**THE REQUEST**
Make an exact copy of each entry, leaving out every picture.

**RECORDS FOR THE EXERCISE**
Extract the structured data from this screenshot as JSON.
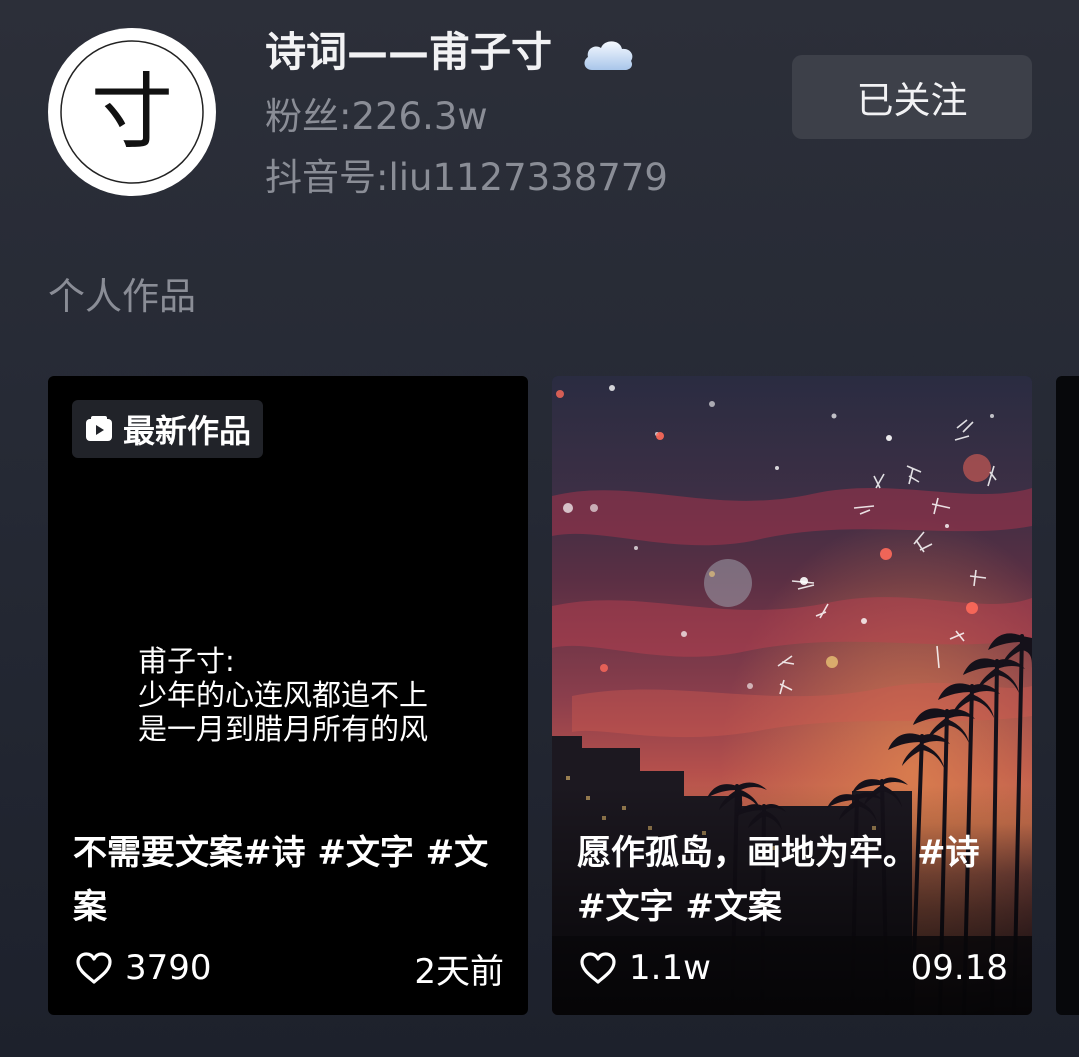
{
  "profile": {
    "avatar_char": "寸",
    "name": "诗词——甫子寸",
    "name_icon": "cloud-icon",
    "followers": "粉丝:226.3w",
    "douyin_id": "抖音号:liu1127338779",
    "follow_button_label": "已关注"
  },
  "section": {
    "title": "个人作品"
  },
  "works": [
    {
      "badge_icon": "video-icon",
      "badge": "最新作品",
      "quote_lines": [
        "甫子寸:",
        "少年的心连风都追不上",
        "是一月到腊月所有的风"
      ],
      "caption_lines": [
        "不需要文案#诗 #文字 #文",
        "案"
      ],
      "likes": "3790",
      "date": "2天前"
    },
    {
      "caption_lines": [
        "愿作孤岛，画地为牢。#诗",
        "#文字 #文案"
      ],
      "likes": "1.1w",
      "date": "09.18"
    }
  ],
  "colors": {
    "background_top": "#2c2f39",
    "background_bottom": "#1d212c",
    "secondary_text": "#8a8d96",
    "follow_button": "#3d4049"
  }
}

**RESPONSE**
Extract the structured data from this screenshot as JSON.
{
  "profile": {
    "avatar_char": "寸",
    "name": "诗词——甫子寸",
    "name_icon": "cloud-icon",
    "followers": "粉丝:226.3w",
    "douyin_id": "抖音号:liu1127338779",
    "follow_button_label": "已关注"
  },
  "section": {
    "title": "个人作品"
  },
  "works": [
    {
      "badge_icon": "video-icon",
      "badge": "最新作品",
      "quote_lines": [
        "甫子寸:",
        "少年的心连风都追不上",
        "是一月到腊月所有的风"
      ],
      "caption_lines": [
        "不需要文案#诗 #文字 #文",
        "案"
      ],
      "likes": "3790",
      "date": "2天前"
    },
    {
      "caption_lines": [
        "愿作孤岛，画地为牢。#诗",
        "#文字 #文案"
      ],
      "likes": "1.1w",
      "date": "09.18"
    }
  ],
  "colors": {
    "background_top": "#2c2f39",
    "background_bottom": "#1d212c",
    "secondary_text": "#8a8d96",
    "follow_button": "#3d4049"
  }
}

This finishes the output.